**Arbeitsauftrag A**: Wer wird im Text über das geplante Dresdner Schulmuseum als Projektleiterin genannt?
**Arbeitsauftrag B**: Setze bitte den Text über das geplante Dresdner Schulmuseum nach seinem letzten Satz fort.

**Lesetext**:
Dieser Verein hatte sich im Jahr 1997 gegründet und sich zum Hauptziel gesetzt, wieder ein Schulmuseum in Dresden aufzubauen und damit die Tradition Dresdens auf diesem Gebiet fortzuführen. Es soll ein besonderes Museum werden. Drei große Arbeitsbereiche nennt die Projektleiterin Frau Dr. Sonja Koch: „Natürlich sollen Exponate aus den langen Jahrhunderten regionaler Schulgeschichte anschaulich präsentiert werden. Es gibt ja noch Menschen unter uns, die bis zu fünf verschiedene Gesellschaftssysteme erlebt haben. Das ist ein wunderbarer Fundus. Das ist das Eine. Zum Zweiten soll es ein Forschungszentrum für Bildungsgeschichte werden. Eine Bibliothek und ein Archiv sollen von Studenten genutzt werden, in Symposien sollen Fachleute ihre Erfahrungen austauschen und mit Publikationen wollen wir die Arbeitsergebnisse der Öffentlichkeit zugänglich machen. Und als Drittes soll ein modernes Kommunikationszentrum entstehen, eine Einrichtung für Modernisierungsprozesse in den Bereichen Schule, Bildung und Erziehung. Da kann über neue Unterrichtsmethoden, Lehrpläne oder Bildungskonzepte diskutiert werden. Auch Fortbildungsveranstaltungen für Lehrer oder ganz neue Forschungsprojekte sind denkbar."

**Material**:

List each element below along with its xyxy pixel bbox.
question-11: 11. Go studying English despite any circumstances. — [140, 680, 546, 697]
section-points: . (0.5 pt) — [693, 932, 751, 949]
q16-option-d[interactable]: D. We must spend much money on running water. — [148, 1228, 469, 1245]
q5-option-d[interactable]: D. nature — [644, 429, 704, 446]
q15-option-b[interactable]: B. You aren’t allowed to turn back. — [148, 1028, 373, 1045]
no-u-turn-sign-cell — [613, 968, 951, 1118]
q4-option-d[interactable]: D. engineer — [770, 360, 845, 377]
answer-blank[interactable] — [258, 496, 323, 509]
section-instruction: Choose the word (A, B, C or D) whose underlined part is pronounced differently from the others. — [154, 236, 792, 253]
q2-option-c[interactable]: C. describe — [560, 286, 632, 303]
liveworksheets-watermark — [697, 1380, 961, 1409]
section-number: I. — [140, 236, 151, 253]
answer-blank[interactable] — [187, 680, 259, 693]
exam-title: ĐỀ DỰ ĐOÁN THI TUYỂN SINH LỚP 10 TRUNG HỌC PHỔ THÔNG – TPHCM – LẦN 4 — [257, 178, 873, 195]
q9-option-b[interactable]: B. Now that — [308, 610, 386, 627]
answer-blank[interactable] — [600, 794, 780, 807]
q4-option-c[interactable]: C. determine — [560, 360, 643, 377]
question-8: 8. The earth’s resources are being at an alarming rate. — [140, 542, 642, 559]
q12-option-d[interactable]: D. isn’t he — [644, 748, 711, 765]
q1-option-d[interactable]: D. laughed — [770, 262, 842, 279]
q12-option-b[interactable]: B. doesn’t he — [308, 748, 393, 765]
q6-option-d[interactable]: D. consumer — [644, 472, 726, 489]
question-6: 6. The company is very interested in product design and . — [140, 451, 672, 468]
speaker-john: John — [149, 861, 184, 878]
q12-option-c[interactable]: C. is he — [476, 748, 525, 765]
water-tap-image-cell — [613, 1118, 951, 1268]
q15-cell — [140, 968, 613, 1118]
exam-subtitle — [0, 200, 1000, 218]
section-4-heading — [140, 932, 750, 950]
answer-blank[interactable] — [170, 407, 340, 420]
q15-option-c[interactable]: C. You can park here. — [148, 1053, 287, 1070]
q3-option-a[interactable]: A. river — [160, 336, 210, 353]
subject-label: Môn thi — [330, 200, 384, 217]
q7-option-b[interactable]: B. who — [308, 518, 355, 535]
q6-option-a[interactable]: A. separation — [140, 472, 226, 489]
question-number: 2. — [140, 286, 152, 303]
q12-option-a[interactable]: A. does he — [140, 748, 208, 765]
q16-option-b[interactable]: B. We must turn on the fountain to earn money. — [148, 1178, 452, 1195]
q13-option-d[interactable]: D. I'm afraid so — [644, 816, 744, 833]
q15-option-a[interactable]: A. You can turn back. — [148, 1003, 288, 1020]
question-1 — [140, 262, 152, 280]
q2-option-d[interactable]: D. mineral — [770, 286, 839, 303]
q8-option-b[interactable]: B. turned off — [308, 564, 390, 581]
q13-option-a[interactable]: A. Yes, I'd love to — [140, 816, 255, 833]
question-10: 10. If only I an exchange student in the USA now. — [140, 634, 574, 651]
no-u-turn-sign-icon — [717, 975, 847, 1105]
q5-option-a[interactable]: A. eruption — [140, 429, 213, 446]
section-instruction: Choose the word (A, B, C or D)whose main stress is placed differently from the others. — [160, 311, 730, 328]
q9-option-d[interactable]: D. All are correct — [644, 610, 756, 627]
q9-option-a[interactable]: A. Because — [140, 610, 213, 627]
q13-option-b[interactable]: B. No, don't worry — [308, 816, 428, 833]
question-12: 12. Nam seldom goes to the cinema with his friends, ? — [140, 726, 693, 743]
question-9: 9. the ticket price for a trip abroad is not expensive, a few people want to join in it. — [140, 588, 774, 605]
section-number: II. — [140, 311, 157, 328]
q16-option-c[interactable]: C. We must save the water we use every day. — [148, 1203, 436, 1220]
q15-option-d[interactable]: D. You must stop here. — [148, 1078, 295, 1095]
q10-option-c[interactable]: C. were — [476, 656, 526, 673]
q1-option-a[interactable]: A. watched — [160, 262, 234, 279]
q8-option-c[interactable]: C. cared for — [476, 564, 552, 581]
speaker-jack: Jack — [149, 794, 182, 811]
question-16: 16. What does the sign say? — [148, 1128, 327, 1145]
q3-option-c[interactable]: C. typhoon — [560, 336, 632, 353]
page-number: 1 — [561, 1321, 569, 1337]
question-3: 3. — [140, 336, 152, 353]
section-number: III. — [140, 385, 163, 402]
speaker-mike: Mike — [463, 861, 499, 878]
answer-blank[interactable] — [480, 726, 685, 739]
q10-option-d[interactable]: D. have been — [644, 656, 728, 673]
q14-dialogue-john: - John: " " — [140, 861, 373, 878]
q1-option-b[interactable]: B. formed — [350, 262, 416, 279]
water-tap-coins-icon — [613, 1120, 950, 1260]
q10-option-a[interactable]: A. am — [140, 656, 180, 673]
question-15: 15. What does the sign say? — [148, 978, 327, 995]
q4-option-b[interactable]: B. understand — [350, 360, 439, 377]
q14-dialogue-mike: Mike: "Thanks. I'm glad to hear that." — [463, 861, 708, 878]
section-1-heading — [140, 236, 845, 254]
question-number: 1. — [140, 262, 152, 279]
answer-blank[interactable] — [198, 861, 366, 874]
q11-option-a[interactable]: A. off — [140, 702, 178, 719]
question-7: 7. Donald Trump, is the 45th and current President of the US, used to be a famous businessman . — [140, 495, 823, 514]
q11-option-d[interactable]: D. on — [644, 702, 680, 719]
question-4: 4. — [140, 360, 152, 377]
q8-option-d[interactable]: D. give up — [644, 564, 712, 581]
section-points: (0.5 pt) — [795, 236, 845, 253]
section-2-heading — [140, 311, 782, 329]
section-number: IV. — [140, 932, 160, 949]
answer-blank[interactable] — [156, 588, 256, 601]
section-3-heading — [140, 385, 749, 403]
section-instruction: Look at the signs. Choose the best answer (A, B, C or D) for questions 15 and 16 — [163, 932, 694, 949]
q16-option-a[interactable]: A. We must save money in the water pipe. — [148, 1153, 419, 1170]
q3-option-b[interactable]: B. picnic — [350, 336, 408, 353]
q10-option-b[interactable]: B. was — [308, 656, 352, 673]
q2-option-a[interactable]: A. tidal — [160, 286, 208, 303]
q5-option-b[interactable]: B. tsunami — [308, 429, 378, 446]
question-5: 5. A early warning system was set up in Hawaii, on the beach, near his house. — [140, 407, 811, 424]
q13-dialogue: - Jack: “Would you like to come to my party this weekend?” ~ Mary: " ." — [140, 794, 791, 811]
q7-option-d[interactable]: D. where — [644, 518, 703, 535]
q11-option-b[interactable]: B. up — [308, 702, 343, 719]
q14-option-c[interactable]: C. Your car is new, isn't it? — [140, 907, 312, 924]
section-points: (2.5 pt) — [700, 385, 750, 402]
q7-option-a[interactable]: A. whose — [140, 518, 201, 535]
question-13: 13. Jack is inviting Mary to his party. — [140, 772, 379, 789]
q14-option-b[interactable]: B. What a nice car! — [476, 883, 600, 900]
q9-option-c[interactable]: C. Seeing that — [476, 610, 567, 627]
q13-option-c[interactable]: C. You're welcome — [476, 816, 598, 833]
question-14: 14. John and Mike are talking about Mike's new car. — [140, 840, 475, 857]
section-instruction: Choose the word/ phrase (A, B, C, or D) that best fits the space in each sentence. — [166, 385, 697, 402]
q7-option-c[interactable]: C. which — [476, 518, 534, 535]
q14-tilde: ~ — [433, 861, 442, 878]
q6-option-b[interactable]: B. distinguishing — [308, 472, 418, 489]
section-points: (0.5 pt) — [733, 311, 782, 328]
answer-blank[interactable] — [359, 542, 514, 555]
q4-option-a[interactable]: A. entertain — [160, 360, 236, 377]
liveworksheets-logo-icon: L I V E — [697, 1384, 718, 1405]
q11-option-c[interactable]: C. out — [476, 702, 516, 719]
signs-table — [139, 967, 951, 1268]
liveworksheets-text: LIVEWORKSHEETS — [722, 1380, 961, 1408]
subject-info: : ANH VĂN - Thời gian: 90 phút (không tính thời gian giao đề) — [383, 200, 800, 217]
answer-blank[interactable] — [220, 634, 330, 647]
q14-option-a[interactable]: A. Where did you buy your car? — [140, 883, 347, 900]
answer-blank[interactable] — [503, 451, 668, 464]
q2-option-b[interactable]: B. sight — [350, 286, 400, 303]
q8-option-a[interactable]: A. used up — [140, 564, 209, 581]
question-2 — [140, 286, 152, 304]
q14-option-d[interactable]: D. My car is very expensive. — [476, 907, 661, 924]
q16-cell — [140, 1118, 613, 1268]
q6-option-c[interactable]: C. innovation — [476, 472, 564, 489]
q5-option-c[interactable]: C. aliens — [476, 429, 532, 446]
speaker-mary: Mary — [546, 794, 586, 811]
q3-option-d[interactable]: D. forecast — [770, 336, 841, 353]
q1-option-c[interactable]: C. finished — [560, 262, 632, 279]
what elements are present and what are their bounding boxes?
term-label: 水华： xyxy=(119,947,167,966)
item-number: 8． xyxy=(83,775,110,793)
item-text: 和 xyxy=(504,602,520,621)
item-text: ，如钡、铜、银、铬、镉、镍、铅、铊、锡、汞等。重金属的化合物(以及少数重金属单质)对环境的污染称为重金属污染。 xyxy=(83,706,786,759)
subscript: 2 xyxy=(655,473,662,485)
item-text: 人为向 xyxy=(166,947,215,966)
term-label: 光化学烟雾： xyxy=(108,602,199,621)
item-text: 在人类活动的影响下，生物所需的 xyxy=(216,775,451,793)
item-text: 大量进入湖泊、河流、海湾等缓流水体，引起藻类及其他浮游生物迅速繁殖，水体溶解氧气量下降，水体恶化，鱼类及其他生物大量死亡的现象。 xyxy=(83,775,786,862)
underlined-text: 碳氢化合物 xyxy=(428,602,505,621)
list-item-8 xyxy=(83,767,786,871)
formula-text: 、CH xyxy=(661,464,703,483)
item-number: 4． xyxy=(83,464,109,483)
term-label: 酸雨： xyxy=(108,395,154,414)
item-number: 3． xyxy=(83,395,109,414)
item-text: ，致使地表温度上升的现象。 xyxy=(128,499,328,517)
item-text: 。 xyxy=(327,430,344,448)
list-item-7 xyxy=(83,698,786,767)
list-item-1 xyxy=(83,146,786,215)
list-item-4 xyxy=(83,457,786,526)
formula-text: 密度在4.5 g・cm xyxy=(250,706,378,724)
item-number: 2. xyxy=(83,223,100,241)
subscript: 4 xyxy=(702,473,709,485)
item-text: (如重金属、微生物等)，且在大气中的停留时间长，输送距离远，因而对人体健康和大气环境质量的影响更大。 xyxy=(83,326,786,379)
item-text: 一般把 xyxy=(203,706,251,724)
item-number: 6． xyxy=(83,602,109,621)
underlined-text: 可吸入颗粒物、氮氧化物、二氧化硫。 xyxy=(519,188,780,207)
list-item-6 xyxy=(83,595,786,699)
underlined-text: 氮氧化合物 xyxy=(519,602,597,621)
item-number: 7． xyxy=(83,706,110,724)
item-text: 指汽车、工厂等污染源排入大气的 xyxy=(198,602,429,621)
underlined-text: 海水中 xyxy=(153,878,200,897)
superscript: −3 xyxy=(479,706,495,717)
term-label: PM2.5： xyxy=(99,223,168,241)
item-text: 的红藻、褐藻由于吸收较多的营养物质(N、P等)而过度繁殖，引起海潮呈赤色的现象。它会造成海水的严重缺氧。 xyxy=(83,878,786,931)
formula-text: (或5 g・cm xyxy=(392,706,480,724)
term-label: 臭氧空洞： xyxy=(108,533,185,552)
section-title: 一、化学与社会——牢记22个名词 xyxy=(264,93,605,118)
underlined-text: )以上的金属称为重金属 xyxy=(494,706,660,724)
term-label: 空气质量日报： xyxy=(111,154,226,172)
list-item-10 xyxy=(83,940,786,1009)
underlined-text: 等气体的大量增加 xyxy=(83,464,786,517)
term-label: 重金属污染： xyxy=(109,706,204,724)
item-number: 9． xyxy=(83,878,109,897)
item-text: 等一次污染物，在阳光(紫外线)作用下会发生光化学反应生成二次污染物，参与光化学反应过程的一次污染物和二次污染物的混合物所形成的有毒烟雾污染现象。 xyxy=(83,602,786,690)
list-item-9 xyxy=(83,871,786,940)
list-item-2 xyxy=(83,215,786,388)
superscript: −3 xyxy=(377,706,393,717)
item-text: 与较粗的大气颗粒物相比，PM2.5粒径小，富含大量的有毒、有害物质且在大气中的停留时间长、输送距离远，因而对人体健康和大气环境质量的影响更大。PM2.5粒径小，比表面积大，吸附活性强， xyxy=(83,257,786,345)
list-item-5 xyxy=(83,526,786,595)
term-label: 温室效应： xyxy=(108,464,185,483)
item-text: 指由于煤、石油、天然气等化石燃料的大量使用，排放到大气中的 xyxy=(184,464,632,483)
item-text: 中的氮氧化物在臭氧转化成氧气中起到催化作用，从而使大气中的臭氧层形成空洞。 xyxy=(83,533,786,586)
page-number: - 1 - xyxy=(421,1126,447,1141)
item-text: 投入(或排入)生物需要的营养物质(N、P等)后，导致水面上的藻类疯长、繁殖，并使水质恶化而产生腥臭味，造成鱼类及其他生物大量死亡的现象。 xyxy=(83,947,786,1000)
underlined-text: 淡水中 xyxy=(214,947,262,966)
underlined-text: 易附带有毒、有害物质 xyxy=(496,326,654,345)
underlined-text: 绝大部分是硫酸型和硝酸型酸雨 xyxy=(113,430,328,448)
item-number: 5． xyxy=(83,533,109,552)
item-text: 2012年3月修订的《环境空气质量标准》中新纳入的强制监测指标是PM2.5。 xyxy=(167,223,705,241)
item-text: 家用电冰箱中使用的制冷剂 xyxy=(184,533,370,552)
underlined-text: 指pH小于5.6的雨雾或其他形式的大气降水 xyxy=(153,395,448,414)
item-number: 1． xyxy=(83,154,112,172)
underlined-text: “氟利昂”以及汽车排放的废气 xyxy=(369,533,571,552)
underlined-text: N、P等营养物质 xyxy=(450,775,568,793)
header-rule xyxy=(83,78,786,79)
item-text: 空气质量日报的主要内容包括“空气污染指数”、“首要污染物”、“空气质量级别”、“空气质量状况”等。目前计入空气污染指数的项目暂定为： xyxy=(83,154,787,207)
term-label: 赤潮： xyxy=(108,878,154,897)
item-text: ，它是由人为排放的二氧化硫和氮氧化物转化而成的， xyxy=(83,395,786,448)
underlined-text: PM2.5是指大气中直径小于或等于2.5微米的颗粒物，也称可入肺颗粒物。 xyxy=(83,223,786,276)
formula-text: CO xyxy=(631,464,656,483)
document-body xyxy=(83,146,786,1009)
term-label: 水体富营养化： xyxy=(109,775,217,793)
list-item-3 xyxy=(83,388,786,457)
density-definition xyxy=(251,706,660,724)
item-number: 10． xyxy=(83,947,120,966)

**Ergebnis A**: Frau Dr. Sonja Koch

**Ergebnis B**:
© Archiv Schulmuseum: Die ProjektleiterProf. Hartmut Voit und Dr. Sonja Koch
© Archiv Schulmuseum: Die ProjektleiterProf. Hartmut Voit und Dr. Sonja Koch
Erste Ergebnisse sind bereits zu sehen. Die Stadt Dresden hat dem Verein Räume auf dem Gelände des ehemaligen Friedrichstädter Lehrerseminars, Seminarstr. 11, kostenlos zur Verfügung gestellt. Leider hatte die Flut 2002 die geplante Eröffnung Ende letzten Jahren vereitelt. Inzwischen werden die Räume Schritt für Schritt ihrer Bestimmung zugeführt, in Kürze wird das Erdgeschoss bezugsfertig sein. Bis zur offiziellen Eröffnung, die für 2006 im Dresdner Jubiläumsjahr vorgesehen ist, bleibt allerdings noch viel Arbeit.

Eine Wanderausstellung zum Thema "Mädchenbildung in Dresden im 19. Jahrhundert" ist bereits aufgebaut. Unterstützt wird der Verein auch vom Arbeitsamt. ABM-Kräfte sichten und präparieren gerettete Bestände aus alten Ausstellungen, aber auch die Nachlässe gerade erst geschlossener Schulen gilt es zu pflegen und zu erhalten.

Einer der wichtigsten Partner ist die TU Dresden. Auf höchster Ebene wurde ein Kooperationsvertrag zwischen beiden Institutionen abgeschlossen. Er beinhaltet sowohl die Nutzung TU-eigener Ressourcen durch den Verein als auch beispielsweise Möglichkeiten für Studenten, Praktika und Forschungsprojekte im Rahmen des Schulmuseums zu realisieren. Als beratendes Gremium steht dem Verein ein wissenschaftlicher Beirat zur Seite, dem Professoren der Fakultäten Erziehungswissenschaften und Philosophie angehören.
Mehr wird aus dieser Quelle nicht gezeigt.